Excerpted text:
= Beginning of Section =

Question

If $(x+3)$ and $(x+\frac{1}{3})$ are factors of $a{x}^2+bx+5$, then the value of $10a–3b+1$ is equal to

• A. 1
• B. 8
• C. 4
• D. -2

Answer 1

The correct option is A 1

Let $f\left(x\right)=a{x}^2+bx+5$
It is given that $(x+3)$ and $x+\frac{1}{3}$ are factors of f(x).
By factor theorem, $f(-3)=0$ and $f\left(\frac{-1}{3}\right)=0$
$\therefore f(–3)=a(–3{)}^2+b(–3)+5=0$
$\Rightarrow 9a-3b+5=0$.........(i)
$f\left(\frac{-1}{3}\right)=a(\frac{-1}{3}{)}^2+b(\frac{-1}{3})+5=0$
$\Rightarrow \frac{a}{9}-\frac{b}{3}+5=0$
$\Rightarrow a-3b+45=0$...........(ii)

= End of Section =

[Document understanding data]
= Beginning of Section =

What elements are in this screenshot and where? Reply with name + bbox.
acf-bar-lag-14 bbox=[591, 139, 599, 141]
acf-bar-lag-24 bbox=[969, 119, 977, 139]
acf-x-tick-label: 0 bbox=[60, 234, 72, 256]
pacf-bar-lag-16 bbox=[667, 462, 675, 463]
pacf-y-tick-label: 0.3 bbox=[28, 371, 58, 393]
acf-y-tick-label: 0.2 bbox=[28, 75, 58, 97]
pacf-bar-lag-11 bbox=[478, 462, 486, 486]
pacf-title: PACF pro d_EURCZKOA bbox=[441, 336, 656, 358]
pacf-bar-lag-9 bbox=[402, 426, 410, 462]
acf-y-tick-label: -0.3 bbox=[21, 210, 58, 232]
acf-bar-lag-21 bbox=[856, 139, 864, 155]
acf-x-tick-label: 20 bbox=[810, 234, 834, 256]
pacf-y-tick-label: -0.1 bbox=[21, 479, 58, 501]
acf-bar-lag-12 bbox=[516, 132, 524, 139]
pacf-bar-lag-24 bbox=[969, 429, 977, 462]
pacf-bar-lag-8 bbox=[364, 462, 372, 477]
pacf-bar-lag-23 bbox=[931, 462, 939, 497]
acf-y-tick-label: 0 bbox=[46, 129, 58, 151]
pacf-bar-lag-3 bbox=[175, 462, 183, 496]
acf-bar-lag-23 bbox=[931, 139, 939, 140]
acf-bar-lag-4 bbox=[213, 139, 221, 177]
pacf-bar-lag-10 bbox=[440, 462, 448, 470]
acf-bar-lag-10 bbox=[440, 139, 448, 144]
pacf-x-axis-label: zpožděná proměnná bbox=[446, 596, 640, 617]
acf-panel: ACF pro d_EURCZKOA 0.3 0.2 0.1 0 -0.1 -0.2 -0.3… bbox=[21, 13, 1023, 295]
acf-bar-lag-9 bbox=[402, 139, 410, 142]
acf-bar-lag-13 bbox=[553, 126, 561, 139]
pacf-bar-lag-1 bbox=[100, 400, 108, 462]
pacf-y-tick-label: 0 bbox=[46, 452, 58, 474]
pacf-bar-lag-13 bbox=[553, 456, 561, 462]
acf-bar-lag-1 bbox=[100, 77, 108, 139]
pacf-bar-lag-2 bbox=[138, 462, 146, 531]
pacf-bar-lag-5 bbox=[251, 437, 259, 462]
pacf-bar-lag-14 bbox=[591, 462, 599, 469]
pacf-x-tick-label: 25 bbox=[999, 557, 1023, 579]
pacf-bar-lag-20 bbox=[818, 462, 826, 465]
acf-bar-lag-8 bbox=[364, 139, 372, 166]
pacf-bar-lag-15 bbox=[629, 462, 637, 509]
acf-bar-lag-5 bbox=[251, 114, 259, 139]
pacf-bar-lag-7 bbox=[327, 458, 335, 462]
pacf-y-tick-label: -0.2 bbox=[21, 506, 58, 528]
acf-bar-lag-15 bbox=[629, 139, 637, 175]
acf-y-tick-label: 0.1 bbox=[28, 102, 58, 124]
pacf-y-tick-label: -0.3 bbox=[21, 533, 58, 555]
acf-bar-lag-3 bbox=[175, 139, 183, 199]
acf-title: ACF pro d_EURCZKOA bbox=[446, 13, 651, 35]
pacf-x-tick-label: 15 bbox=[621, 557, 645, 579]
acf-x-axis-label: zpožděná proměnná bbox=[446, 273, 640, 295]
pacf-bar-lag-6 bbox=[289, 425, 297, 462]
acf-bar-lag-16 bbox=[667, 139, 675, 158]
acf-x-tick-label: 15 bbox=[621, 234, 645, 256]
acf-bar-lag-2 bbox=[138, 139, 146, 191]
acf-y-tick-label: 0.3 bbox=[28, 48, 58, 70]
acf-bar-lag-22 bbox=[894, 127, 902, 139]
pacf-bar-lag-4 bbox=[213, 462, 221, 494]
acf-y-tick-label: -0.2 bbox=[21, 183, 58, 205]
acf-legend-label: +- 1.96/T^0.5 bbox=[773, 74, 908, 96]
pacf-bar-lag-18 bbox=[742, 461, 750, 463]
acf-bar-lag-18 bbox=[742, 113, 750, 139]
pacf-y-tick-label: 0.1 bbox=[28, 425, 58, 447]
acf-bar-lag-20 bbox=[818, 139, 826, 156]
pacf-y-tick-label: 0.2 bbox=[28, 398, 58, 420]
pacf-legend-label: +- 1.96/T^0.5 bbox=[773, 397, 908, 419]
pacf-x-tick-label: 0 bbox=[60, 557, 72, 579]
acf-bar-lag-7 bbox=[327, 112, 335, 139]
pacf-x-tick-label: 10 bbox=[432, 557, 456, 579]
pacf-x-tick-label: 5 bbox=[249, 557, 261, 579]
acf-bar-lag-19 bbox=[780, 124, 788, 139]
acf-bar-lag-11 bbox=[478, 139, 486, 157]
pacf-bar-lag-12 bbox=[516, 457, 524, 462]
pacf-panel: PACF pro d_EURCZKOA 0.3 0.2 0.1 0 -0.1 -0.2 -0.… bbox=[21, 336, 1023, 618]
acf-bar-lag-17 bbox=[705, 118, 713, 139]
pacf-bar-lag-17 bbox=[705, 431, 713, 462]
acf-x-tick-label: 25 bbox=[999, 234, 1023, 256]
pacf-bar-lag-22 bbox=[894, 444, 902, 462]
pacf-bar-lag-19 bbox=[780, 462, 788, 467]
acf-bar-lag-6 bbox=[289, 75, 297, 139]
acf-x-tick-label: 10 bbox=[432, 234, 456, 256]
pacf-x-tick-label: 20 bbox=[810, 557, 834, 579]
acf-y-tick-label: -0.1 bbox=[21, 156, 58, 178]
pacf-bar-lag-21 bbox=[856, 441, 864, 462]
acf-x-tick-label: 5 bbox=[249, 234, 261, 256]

= End of Section =

Activity 1:
Answer these questions about the factor theorem problem:
(a) Which two expressions are given as factors of ax^2 + bx + 5?
(b) Which option does the solution name as correct?
(c) What equation is labeled (ii)?
Activity 2:
Extend the solution to the factor theorem problem, starting after equation (ii).

Expected output 1:
(a) (x + 3) and (x + 1/3)
(b) Option A, 1
(c) a − 3b + 45 = 0

Expected output 2:
Subtracting (ii) from (i), we get:
8a – 40 = 0
$\Rightarrow a=5$ …..(iii)
Substituting a = 5 in (i), we get:
45 – 3b + 5 = 0
$\Rightarrow 3b=50$
$\Rightarrow b=\frac{50}{3}$.........(iv)
Using (iii) and (iv), we get:
10a – 3b + 1
$=10\left(5\right)-3\left(\frac{50}{3}\right)+1$
= 50 -50 + 1
= 1
Hence, the correct answer is option (1).